Records about charts and figures
## begin
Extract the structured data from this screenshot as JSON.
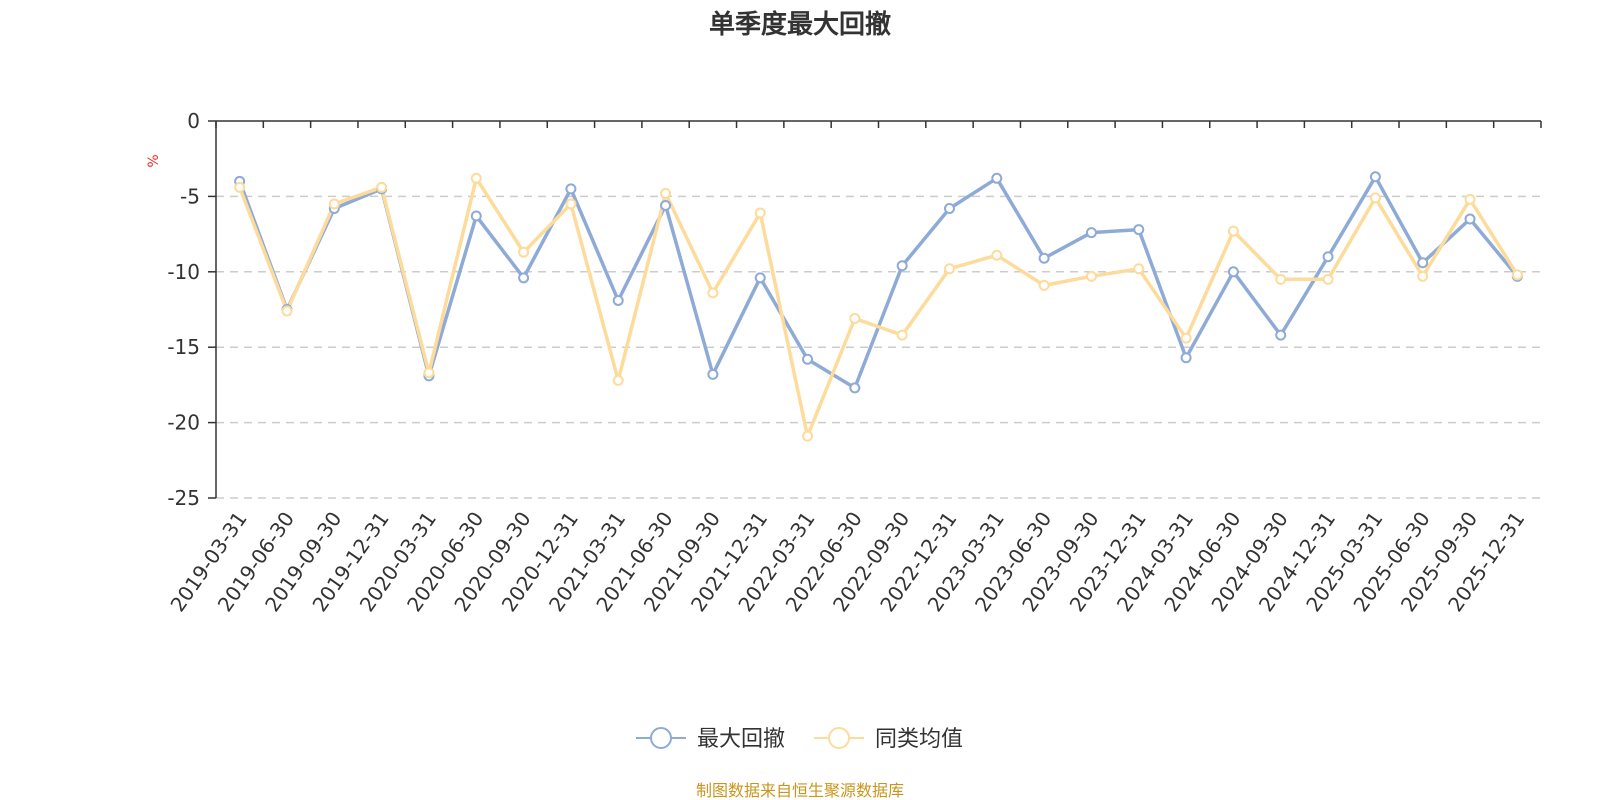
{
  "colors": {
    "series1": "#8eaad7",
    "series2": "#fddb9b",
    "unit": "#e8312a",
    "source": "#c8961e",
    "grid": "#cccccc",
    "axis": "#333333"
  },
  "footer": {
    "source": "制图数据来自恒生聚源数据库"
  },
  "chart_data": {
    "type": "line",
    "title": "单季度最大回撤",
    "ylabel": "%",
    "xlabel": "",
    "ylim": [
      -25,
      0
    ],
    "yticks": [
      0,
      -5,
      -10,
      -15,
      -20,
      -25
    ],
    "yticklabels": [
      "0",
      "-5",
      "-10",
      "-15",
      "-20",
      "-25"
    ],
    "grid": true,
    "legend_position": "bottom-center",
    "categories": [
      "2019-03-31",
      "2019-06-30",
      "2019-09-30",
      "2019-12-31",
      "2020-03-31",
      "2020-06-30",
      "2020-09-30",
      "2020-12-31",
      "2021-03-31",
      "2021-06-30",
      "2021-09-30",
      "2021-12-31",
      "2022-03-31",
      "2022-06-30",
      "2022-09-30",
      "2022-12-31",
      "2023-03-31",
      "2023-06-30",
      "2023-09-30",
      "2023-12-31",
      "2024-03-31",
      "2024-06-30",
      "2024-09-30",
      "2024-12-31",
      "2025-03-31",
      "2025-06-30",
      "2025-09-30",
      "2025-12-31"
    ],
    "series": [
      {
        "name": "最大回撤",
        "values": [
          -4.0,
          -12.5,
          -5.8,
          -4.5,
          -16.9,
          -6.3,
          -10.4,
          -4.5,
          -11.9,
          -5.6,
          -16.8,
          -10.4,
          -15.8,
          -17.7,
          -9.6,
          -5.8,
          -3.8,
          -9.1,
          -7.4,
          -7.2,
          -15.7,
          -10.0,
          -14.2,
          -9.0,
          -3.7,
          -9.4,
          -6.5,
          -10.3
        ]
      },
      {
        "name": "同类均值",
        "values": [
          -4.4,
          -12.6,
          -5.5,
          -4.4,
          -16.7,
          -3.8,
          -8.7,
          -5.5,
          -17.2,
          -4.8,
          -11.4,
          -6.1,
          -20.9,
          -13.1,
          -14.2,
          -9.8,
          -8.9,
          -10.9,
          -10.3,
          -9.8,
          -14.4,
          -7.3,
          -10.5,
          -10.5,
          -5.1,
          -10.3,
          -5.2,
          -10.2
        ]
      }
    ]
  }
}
## end
## begin
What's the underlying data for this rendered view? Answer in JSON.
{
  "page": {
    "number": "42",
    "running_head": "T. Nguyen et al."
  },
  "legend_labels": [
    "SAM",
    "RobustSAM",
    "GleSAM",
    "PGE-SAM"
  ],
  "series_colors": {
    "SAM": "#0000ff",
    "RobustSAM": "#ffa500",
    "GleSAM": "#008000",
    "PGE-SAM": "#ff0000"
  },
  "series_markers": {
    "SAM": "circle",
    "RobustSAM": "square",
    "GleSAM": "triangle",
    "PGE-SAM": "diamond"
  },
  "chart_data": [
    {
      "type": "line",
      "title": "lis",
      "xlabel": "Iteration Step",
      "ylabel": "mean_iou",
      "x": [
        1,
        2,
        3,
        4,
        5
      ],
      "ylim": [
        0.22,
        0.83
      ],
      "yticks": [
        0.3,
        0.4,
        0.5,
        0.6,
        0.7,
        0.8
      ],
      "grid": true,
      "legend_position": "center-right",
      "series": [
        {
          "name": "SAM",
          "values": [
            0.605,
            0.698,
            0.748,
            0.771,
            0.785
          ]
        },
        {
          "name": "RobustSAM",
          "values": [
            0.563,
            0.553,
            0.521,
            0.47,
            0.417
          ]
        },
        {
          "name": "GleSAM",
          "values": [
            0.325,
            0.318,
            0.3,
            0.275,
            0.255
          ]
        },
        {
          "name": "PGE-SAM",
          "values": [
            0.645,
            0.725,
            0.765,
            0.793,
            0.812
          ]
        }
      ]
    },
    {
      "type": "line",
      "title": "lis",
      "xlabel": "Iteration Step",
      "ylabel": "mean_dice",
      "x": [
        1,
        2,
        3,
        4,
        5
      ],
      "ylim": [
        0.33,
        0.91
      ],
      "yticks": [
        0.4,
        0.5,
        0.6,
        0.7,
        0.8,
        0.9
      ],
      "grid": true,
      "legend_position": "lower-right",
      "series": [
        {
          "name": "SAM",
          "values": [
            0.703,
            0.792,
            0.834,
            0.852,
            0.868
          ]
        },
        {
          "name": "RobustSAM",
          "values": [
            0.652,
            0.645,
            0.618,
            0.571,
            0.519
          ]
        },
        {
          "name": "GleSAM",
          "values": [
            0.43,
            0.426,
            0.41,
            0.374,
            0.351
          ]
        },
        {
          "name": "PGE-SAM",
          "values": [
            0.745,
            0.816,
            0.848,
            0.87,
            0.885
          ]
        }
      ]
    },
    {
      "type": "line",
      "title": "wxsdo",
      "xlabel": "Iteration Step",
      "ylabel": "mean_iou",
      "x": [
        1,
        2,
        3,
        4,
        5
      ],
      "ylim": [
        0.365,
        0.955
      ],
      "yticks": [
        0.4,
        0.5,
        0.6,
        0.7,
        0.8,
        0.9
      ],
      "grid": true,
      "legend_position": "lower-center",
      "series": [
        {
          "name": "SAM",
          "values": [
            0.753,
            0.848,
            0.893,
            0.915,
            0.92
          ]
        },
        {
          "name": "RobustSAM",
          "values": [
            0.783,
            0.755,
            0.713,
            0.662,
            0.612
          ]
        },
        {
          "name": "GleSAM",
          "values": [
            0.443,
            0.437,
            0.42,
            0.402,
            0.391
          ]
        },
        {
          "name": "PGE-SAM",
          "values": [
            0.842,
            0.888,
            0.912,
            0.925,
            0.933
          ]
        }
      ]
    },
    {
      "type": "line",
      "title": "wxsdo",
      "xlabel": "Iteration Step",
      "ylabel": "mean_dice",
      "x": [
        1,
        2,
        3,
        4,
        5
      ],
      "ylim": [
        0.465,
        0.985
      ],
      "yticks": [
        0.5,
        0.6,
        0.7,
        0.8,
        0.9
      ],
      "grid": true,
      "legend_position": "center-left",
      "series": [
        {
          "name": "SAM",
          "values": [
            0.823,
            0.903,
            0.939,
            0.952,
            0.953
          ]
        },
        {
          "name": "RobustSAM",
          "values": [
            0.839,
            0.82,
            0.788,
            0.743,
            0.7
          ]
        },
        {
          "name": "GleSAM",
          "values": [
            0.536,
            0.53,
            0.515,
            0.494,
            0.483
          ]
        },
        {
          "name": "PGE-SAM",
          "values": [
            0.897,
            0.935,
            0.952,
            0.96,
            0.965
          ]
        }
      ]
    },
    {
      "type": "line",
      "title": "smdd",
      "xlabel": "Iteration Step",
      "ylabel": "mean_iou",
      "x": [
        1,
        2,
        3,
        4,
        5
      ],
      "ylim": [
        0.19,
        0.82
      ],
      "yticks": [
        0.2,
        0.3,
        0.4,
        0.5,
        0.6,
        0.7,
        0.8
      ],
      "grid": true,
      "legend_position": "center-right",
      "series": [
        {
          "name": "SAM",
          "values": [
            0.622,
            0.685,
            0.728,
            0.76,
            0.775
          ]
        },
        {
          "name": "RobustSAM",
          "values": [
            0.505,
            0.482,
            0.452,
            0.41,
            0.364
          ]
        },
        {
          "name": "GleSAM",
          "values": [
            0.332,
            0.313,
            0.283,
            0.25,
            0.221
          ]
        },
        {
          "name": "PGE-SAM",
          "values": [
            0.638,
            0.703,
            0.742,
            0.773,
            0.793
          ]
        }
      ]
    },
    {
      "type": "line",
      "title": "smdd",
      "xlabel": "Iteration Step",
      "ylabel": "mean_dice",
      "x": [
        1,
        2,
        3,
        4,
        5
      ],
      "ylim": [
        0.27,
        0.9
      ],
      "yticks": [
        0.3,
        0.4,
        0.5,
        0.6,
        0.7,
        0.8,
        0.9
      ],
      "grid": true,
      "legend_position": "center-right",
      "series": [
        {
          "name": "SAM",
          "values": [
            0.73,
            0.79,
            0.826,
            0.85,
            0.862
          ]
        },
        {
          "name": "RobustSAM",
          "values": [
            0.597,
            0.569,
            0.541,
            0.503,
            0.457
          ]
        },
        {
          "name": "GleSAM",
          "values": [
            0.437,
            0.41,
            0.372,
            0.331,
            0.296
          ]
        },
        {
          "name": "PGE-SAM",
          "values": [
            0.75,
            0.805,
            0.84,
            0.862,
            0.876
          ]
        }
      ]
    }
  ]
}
## end
Instructions for the task: Show all lines above holding "source".

Answer in full:
    "source": "#c8961e",
    "source": "制图数据来自恒生聚源数据库"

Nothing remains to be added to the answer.